"""

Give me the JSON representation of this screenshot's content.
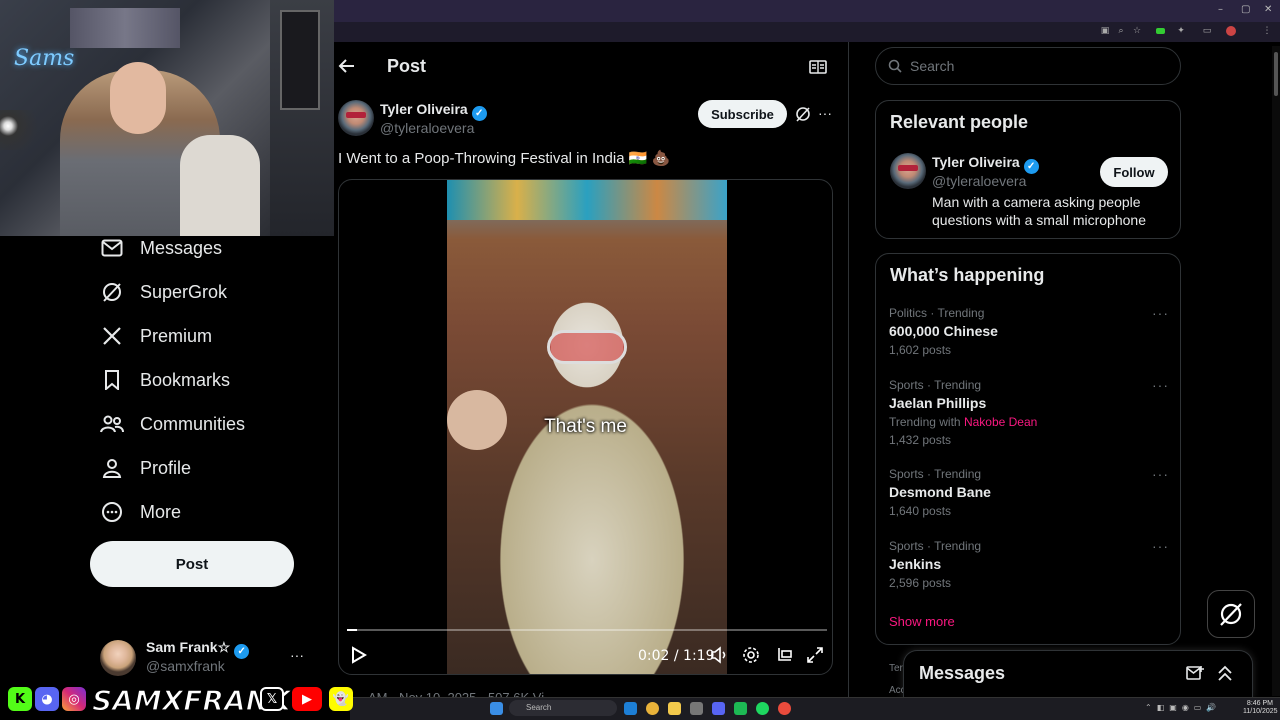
{
  "browser": {
    "window_controls": [
      "–",
      "▢",
      "✕"
    ]
  },
  "webcam": {
    "neon_sign": "Sams"
  },
  "nav": {
    "items": [
      {
        "label": "Messages",
        "icon": "envelope-icon"
      },
      {
        "label": "SuperGrok",
        "icon": "grok-icon"
      },
      {
        "label": "Premium",
        "icon": "x-logo-icon"
      },
      {
        "label": "Bookmarks",
        "icon": "bookmark-icon"
      },
      {
        "label": "Communities",
        "icon": "communities-icon"
      },
      {
        "label": "Profile",
        "icon": "person-icon"
      },
      {
        "label": "More",
        "icon": "more-circle-icon"
      }
    ],
    "post_button": "Post",
    "account": {
      "name": "Sam Frank☆",
      "handle": "@samxfrank",
      "more": "···"
    }
  },
  "post": {
    "header_title": "Post",
    "author_name": "Tyler Oliveira",
    "author_handle": "@tyleraloevera",
    "subscribe_label": "Subscribe",
    "more": "···",
    "text": "I Went to a Poop-Throwing Festival in India 🇮🇳 💩",
    "video": {
      "caption": "That's me",
      "time": "0:02 / 1:19",
      "progress": 0.02
    },
    "meta_partial": "AM · Nov 10, 2025 · 507.6K Vi"
  },
  "sidebar": {
    "search_placeholder": "Search",
    "relevant": {
      "title": "Relevant people",
      "name": "Tyler Oliveira",
      "handle": "@tyleraloevera",
      "follow_label": "Follow",
      "bio": "Man with a camera asking people questions with a small microphone"
    },
    "happening": {
      "title": "What’s happening",
      "trends": [
        {
          "category": "Politics · Trending",
          "name": "600,000 Chinese",
          "count": "1,602 posts"
        },
        {
          "category": "Sports · Trending",
          "name": "Jaelan Phillips",
          "with_label": "Trending with",
          "with_link": "Nakobe Dean",
          "count": "1,432 posts"
        },
        {
          "category": "Sports · Trending",
          "name": "Desmond Bane",
          "count": "1,640 posts"
        },
        {
          "category": "Sports · Trending",
          "name": "Jenkins",
          "count": "2,596 posts"
        }
      ],
      "show_more": "Show more"
    },
    "footer_partial": [
      "Ter",
      "Acc"
    ],
    "messages_title": "Messages"
  },
  "taskbar": {
    "search_label": "Search",
    "time": "8:46 PM",
    "date": "11/10/2025"
  },
  "stream_overlay": {
    "handle": "SAMXFRANK",
    "socials": [
      "K",
      "discord-icon",
      "instagram-icon",
      "x-icon",
      "youtube-icon",
      "snapchat-icon"
    ]
  },
  "colors": {
    "accent": "#1d9bf0",
    "link_pink": "#f91880",
    "background": "#000000",
    "border": "#2f3336"
  }
}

"""

### PROBLEM DETAILS
Copy everything in the records above except the pictures, exactly as written.

### CORRECT RESULT
Give me the JSON representation of this screenshot's content.
{
  "browser": {
    "window_controls": [
      "–",
      "▢",
      "✕"
    ]
  },
  "webcam": {
    "neon_sign": "Sams"
  },
  "nav": {
    "items": [
      {
        "label": "Messages",
        "icon": "envelope-icon"
      },
      {
        "label": "SuperGrok",
        "icon": "grok-icon"
      },
      {
        "label": "Premium",
        "icon": "x-logo-icon"
      },
      {
        "label": "Bookmarks",
        "icon": "bookmark-icon"
      },
      {
        "label": "Communities",
        "icon": "communities-icon"
      },
      {
        "label": "Profile",
        "icon": "person-icon"
      },
      {
        "label": "More",
        "icon": "more-circle-icon"
      }
    ],
    "post_button": "Post",
    "account": {
      "name": "Sam Frank☆",
      "handle": "@samxfrank",
      "more": "···"
    }
  },
  "post": {
    "header_title": "Post",
    "author_name": "Tyler Oliveira",
    "author_handle": "@tyleraloevera",
    "subscribe_label": "Subscribe",
    "more": "···",
    "text": "I Went to a Poop-Throwing Festival in India 🇮🇳 💩",
    "video": {
      "caption": "That's me",
      "time": "0:02 / 1:19",
      "progress": 0.02
    },
    "meta_partial": "AM · Nov 10, 2025 · 507.6K Vi"
  },
  "sidebar": {
    "search_placeholder": "Search",
    "relevant": {
      "title": "Relevant people",
      "name": "Tyler Oliveira",
      "handle": "@tyleraloevera",
      "follow_label": "Follow",
      "bio": "Man with a camera asking people questions with a small microphone"
    },
    "happening": {
      "title": "What’s happening",
      "trends": [
        {
          "category": "Politics · Trending",
          "name": "600,000 Chinese",
          "count": "1,602 posts"
        },
        {
          "category": "Sports · Trending",
          "name": "Jaelan Phillips",
          "with_label": "Trending with",
          "with_link": "Nakobe Dean",
          "count": "1,432 posts"
        },
        {
          "category": "Sports · Trending",
          "name": "Desmond Bane",
          "count": "1,640 posts"
        },
        {
          "category": "Sports · Trending",
          "name": "Jenkins",
          "count": "2,596 posts"
        }
      ],
      "show_more": "Show more"
    },
    "footer_partial": [
      "Ter",
      "Acc"
    ],
    "messages_title": "Messages"
  },
  "taskbar": {
    "search_label": "Search",
    "time": "8:46 PM",
    "date": "11/10/2025"
  },
  "stream_overlay": {
    "handle": "SAMXFRANK",
    "socials": [
      "K",
      "discord-icon",
      "instagram-icon",
      "x-icon",
      "youtube-icon",
      "snapchat-icon"
    ]
  },
  "colors": {
    "accent": "#1d9bf0",
    "link_pink": "#f91880",
    "background": "#000000",
    "border": "#2f3336"
  }
}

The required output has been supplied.